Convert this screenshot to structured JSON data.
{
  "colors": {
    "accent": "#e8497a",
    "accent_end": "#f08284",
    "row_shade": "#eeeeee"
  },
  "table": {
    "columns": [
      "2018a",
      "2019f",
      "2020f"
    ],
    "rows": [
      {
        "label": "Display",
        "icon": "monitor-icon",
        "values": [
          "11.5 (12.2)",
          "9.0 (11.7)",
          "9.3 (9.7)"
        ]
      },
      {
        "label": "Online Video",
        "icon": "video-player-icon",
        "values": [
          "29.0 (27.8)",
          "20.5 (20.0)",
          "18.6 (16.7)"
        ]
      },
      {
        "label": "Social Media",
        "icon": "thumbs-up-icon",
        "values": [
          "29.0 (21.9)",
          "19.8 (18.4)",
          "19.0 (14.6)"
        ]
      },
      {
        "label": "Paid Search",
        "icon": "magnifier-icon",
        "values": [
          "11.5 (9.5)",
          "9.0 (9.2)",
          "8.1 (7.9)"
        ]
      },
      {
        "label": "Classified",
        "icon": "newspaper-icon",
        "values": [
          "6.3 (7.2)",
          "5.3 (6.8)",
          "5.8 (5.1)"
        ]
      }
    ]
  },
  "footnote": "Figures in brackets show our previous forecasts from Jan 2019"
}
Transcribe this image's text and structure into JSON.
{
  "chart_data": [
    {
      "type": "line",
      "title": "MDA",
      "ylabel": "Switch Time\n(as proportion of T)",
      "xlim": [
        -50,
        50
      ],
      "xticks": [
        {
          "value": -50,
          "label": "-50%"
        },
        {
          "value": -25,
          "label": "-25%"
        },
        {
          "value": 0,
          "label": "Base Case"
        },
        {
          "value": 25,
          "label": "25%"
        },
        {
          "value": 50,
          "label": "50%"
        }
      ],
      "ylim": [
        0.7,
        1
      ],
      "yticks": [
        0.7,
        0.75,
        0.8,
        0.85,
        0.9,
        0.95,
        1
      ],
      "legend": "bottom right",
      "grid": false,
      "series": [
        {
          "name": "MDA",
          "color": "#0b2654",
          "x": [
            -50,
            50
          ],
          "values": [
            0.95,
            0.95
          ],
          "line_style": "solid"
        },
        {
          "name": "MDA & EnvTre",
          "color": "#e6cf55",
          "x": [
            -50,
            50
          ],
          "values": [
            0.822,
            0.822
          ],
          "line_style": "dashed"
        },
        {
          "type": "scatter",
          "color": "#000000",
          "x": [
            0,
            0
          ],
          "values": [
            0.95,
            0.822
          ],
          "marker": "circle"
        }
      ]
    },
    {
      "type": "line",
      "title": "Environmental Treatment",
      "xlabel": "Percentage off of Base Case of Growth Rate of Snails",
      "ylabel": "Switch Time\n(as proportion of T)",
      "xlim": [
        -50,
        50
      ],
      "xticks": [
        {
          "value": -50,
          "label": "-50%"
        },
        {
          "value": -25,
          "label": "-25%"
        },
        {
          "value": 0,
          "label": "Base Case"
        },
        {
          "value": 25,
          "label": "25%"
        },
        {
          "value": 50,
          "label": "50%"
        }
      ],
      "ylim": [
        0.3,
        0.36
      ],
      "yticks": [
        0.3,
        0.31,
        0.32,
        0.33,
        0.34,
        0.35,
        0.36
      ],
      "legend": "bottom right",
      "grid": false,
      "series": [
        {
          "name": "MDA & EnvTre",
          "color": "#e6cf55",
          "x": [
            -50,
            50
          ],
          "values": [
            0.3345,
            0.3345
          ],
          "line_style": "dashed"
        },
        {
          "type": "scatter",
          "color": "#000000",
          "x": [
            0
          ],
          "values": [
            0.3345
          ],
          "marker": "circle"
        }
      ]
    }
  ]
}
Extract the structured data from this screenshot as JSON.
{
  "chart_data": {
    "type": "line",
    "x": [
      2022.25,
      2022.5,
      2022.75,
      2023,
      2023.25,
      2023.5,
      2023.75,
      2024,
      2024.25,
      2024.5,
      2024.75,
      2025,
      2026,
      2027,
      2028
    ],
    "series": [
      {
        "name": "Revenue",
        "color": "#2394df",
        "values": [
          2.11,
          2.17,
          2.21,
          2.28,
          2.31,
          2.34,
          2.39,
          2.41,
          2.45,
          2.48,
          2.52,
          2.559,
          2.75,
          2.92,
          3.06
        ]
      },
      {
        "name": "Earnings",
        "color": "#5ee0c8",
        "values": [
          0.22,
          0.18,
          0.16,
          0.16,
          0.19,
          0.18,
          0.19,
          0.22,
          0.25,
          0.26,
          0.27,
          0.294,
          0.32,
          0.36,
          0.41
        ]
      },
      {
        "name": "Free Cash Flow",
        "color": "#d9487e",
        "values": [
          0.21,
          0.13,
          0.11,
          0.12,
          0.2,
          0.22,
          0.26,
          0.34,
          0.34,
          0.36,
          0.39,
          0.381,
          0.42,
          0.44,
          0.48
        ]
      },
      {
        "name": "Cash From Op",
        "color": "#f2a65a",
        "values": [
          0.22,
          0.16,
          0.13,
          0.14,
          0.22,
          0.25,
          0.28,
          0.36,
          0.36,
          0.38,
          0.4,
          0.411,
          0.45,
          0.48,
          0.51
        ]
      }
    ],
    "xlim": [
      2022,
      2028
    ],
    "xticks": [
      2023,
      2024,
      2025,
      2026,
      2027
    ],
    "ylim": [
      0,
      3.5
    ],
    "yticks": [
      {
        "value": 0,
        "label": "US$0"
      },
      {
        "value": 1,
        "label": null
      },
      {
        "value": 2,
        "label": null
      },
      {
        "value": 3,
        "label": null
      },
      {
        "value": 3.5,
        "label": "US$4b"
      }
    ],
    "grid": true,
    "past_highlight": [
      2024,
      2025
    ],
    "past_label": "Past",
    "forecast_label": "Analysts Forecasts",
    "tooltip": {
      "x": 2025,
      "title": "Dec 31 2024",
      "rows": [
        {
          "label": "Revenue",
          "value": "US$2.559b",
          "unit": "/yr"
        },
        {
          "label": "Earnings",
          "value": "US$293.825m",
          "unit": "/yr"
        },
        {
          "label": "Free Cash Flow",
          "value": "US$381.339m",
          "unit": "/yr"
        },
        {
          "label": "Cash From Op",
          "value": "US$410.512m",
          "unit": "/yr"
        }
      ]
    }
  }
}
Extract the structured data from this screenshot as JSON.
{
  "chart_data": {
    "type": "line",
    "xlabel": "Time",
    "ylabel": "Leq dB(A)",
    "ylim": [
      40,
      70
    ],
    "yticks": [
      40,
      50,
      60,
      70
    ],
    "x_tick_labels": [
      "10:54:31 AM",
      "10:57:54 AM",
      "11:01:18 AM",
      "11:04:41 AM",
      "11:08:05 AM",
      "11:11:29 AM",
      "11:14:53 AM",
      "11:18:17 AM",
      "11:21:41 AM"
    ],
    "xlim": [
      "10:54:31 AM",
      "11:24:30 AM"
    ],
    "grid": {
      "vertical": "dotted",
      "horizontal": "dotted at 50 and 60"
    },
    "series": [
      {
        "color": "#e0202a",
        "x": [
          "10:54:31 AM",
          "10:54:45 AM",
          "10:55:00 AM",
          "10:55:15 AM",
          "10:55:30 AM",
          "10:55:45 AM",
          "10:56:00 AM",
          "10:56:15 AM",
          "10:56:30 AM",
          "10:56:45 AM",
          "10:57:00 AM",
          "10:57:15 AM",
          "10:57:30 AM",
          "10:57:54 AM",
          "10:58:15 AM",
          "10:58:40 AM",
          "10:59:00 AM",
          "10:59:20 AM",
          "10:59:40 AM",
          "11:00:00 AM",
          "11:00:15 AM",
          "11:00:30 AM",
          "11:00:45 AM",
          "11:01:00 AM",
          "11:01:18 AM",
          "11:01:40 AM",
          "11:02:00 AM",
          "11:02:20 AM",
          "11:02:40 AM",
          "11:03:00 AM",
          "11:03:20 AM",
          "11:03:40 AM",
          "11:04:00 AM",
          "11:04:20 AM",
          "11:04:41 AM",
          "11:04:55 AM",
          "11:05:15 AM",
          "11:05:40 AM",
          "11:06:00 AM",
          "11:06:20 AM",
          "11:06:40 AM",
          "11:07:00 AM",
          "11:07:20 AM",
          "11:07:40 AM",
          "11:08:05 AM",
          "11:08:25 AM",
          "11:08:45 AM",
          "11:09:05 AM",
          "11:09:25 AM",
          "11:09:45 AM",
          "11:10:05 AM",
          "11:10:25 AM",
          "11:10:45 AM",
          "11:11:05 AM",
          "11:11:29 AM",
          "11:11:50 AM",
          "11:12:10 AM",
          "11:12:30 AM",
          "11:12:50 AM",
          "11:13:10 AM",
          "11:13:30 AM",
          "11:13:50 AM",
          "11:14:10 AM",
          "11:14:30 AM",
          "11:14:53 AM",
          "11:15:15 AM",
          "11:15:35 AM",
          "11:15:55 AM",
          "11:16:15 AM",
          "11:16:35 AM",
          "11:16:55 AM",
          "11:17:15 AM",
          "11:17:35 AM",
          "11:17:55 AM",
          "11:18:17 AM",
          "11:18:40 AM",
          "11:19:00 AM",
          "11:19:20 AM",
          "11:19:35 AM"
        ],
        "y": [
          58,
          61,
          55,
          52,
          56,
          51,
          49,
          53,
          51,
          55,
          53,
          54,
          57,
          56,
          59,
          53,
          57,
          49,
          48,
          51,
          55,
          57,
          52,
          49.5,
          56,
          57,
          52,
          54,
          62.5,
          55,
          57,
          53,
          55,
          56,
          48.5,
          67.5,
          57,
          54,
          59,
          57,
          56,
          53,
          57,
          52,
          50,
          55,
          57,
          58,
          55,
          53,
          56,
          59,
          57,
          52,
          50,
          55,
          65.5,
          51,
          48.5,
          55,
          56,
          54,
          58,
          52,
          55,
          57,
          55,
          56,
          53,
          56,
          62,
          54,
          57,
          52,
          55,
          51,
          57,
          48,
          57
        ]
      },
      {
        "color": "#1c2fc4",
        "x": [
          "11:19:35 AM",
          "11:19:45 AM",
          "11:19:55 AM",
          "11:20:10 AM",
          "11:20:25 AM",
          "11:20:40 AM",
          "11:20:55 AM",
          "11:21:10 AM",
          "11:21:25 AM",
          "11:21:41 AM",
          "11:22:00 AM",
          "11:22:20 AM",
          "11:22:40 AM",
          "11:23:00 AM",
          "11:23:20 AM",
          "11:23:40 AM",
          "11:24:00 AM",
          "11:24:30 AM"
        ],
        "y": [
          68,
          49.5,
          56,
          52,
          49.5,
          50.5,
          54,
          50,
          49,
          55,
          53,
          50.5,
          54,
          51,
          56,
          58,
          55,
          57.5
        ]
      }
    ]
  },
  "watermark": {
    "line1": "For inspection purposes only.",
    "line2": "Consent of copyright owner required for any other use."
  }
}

◇ ◇ ◇ ◇

Exercise directions> Extract every line above that contains the word "name".

Output for this task>
          "name": "MDA",
          "name": "MDA & EnvTre",
          "name": "MDA & EnvTre",
        "name": "Revenue",
        "name": "Earnings",
        "name": "Free Cash Flow",
        "name": "Cash From Op",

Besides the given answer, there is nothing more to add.